A block of data

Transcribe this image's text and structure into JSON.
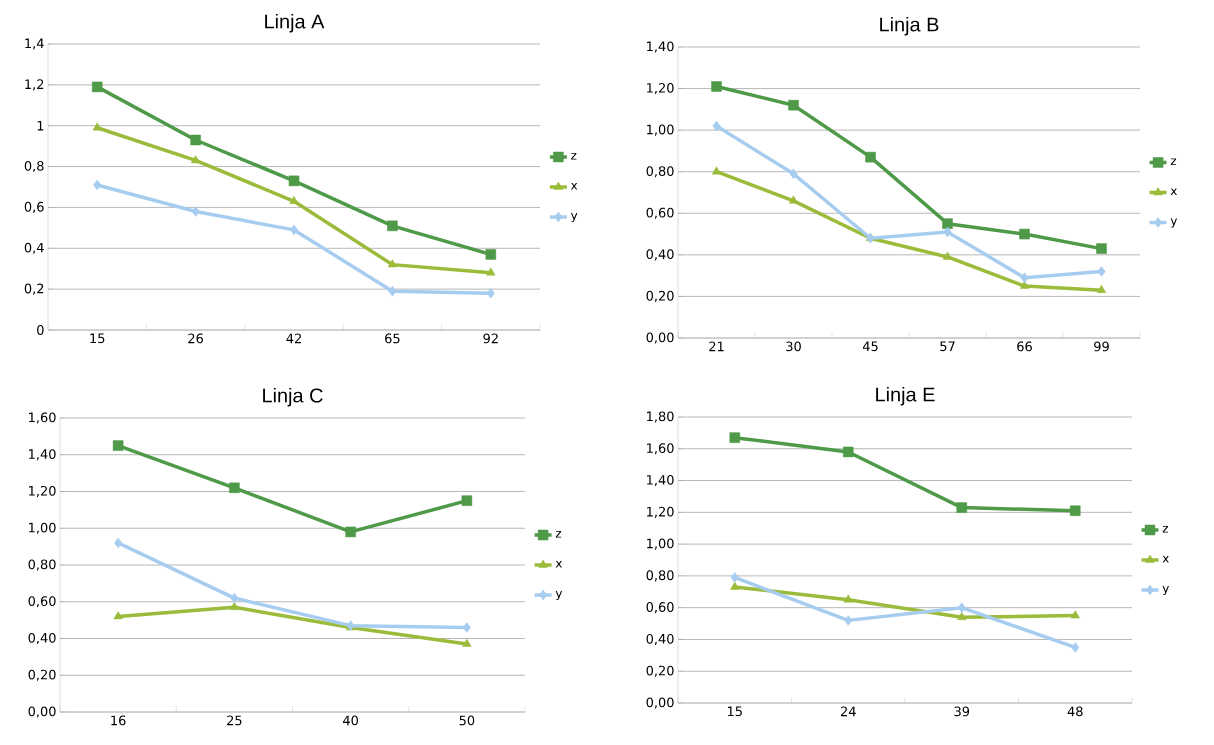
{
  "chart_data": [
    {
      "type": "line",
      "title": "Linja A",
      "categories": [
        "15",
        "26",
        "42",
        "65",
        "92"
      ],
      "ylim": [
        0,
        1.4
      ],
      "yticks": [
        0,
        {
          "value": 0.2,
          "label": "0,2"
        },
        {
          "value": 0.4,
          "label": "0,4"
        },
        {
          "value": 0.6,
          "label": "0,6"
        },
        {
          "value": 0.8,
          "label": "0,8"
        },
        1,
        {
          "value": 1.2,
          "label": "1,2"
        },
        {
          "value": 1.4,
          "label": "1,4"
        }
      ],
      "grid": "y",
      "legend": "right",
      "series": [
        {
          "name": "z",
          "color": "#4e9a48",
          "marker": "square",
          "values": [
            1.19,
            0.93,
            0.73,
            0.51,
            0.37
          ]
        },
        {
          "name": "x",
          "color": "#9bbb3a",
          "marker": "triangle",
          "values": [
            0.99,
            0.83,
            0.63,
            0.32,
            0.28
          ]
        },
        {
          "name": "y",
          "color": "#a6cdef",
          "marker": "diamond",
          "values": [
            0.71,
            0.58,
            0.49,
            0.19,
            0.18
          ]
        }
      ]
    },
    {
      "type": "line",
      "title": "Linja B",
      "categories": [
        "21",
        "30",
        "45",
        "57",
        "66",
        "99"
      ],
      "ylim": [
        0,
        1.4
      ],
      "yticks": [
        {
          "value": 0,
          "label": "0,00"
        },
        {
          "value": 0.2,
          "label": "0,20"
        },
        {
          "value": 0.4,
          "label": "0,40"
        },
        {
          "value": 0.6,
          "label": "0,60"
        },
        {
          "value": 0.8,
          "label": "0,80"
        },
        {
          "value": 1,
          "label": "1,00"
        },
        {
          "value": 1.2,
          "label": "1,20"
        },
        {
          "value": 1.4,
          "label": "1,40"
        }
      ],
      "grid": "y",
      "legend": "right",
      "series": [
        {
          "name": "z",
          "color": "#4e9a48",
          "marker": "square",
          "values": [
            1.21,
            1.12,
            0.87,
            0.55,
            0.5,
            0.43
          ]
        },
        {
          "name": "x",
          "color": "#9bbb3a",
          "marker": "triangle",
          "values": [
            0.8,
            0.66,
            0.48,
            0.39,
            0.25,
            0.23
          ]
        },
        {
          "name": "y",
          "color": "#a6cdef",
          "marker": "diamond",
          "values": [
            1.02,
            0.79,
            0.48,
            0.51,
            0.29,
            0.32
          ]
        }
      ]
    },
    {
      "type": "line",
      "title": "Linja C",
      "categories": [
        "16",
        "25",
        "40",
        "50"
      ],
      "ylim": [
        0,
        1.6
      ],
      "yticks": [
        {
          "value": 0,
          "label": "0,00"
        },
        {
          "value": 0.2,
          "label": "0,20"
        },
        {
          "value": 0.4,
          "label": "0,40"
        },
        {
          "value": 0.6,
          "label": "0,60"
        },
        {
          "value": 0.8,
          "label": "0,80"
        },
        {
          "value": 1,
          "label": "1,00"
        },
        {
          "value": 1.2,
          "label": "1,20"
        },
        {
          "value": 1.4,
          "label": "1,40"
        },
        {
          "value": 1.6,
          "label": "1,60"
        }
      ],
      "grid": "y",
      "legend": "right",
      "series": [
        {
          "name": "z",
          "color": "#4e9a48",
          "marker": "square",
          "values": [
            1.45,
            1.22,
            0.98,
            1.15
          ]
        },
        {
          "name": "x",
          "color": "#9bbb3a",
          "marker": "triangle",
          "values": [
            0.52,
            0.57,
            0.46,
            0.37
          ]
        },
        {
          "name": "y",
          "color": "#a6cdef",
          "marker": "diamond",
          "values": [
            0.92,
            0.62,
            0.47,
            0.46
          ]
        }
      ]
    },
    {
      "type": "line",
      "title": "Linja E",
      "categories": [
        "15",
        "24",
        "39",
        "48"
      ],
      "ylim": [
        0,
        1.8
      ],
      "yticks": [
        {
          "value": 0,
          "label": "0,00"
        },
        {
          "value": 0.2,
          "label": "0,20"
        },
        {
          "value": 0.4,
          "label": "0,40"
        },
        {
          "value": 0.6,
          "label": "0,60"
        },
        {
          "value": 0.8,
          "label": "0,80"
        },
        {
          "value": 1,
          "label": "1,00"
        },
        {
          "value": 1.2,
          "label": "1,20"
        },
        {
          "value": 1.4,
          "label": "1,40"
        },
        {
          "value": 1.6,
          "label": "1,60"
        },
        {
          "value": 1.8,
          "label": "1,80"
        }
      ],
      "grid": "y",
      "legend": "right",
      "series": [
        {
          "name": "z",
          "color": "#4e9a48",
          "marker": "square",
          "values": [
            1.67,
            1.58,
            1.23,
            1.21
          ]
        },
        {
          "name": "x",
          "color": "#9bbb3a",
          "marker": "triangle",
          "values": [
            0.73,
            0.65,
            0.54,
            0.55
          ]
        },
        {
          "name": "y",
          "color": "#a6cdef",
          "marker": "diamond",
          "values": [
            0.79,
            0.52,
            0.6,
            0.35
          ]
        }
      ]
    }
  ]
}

Exercise: Using the records above, output their complete text exactly, minus any images.

Answer:
Transcribe this image's text and structure into JSON.
{
  "chart_data": [
    {
      "type": "line",
      "title": "Linja A",
      "categories": [
        "15",
        "26",
        "42",
        "65",
        "92"
      ],
      "ylim": [
        0,
        1.4
      ],
      "yticks": [
        0,
        {
          "value": 0.2,
          "label": "0,2"
        },
        {
          "value": 0.4,
          "label": "0,4"
        },
        {
          "value": 0.6,
          "label": "0,6"
        },
        {
          "value": 0.8,
          "label": "0,8"
        },
        1,
        {
          "value": 1.2,
          "label": "1,2"
        },
        {
          "value": 1.4,
          "label": "1,4"
        }
      ],
      "grid": "y",
      "legend": "right",
      "series": [
        {
          "name": "z",
          "color": "#4e9a48",
          "marker": "square",
          "values": [
            1.19,
            0.93,
            0.73,
            0.51,
            0.37
          ]
        },
        {
          "name": "x",
          "color": "#9bbb3a",
          "marker": "triangle",
          "values": [
            0.99,
            0.83,
            0.63,
            0.32,
            0.28
          ]
        },
        {
          "name": "y",
          "color": "#a6cdef",
          "marker": "diamond",
          "values": [
            0.71,
            0.58,
            0.49,
            0.19,
            0.18
          ]
        }
      ]
    },
    {
      "type": "line",
      "title": "Linja B",
      "categories": [
        "21",
        "30",
        "45",
        "57",
        "66",
        "99"
      ],
      "ylim": [
        0,
        1.4
      ],
      "yticks": [
        {
          "value": 0,
          "label": "0,00"
        },
        {
          "value": 0.2,
          "label": "0,20"
        },
        {
          "value": 0.4,
          "label": "0,40"
        },
        {
          "value": 0.6,
          "label": "0,60"
        },
        {
          "value": 0.8,
          "label": "0,80"
        },
        {
          "value": 1,
          "label": "1,00"
        },
        {
          "value": 1.2,
          "label": "1,20"
        },
        {
          "value": 1.4,
          "label": "1,40"
        }
      ],
      "grid": "y",
      "legend": "right",
      "series": [
        {
          "name": "z",
          "color": "#4e9a48",
          "marker": "square",
          "values": [
            1.21,
            1.12,
            0.87,
            0.55,
            0.5,
            0.43
          ]
        },
        {
          "name": "x",
          "color": "#9bbb3a",
          "marker": "triangle",
          "values": [
            0.8,
            0.66,
            0.48,
            0.39,
            0.25,
            0.23
          ]
        },
        {
          "name": "y",
          "color": "#a6cdef",
          "marker": "diamond",
          "values": [
            1.02,
            0.79,
            0.48,
            0.51,
            0.29,
            0.32
          ]
        }
      ]
    },
    {
      "type": "line",
      "title": "Linja C",
      "categories": [
        "16",
        "25",
        "40",
        "50"
      ],
      "ylim": [
        0,
        1.6
      ],
      "yticks": [
        {
          "value": 0,
          "label": "0,00"
        },
        {
          "value": 0.2,
          "label": "0,20"
        },
        {
          "value": 0.4,
          "label": "0,40"
        },
        {
          "value": 0.6,
          "label": "0,60"
        },
        {
          "value": 0.8,
          "label": "0,80"
        },
        {
          "value": 1,
          "label": "1,00"
        },
        {
          "value": 1.2,
          "label": "1,20"
        },
        {
          "value": 1.4,
          "label": "1,40"
        },
        {
          "value": 1.6,
          "label": "1,60"
        }
      ],
      "grid": "y",
      "legend": "right",
      "series": [
        {
          "name": "z",
          "color": "#4e9a48",
          "marker": "square",
          "values": [
            1.45,
            1.22,
            0.98,
            1.15
          ]
        },
        {
          "name": "x",
          "color": "#9bbb3a",
          "marker": "triangle",
          "values": [
            0.52,
            0.57,
            0.46,
            0.37
          ]
        },
        {
          "name": "y",
          "color": "#a6cdef",
          "marker": "diamond",
          "values": [
            0.92,
            0.62,
            0.47,
            0.46
          ]
        }
      ]
    },
    {
      "type": "line",
      "title": "Linja E",
      "categories": [
        "15",
        "24",
        "39",
        "48"
      ],
      "ylim": [
        0,
        1.8
      ],
      "yticks": [
        {
          "value": 0,
          "label": "0,00"
        },
        {
          "value": 0.2,
          "label": "0,20"
        },
        {
          "value": 0.4,
          "label": "0,40"
        },
        {
          "value": 0.6,
          "label": "0,60"
        },
        {
          "value": 0.8,
          "label": "0,80"
        },
        {
          "value": 1,
          "label": "1,00"
        },
        {
          "value": 1.2,
          "label": "1,20"
        },
        {
          "value": 1.4,
          "label": "1,40"
        },
        {
          "value": 1.6,
          "label": "1,60"
        },
        {
          "value": 1.8,
          "label": "1,80"
        }
      ],
      "grid": "y",
      "legend": "right",
      "series": [
        {
          "name": "z",
          "color": "#4e9a48",
          "marker": "square",
          "values": [
            1.67,
            1.58,
            1.23,
            1.21
          ]
        },
        {
          "name": "x",
          "color": "#9bbb3a",
          "marker": "triangle",
          "values": [
            0.73,
            0.65,
            0.54,
            0.55
          ]
        },
        {
          "name": "y",
          "color": "#a6cdef",
          "marker": "diamond",
          "values": [
            0.79,
            0.52,
            0.6,
            0.35
          ]
        }
      ]
    }
  ]
}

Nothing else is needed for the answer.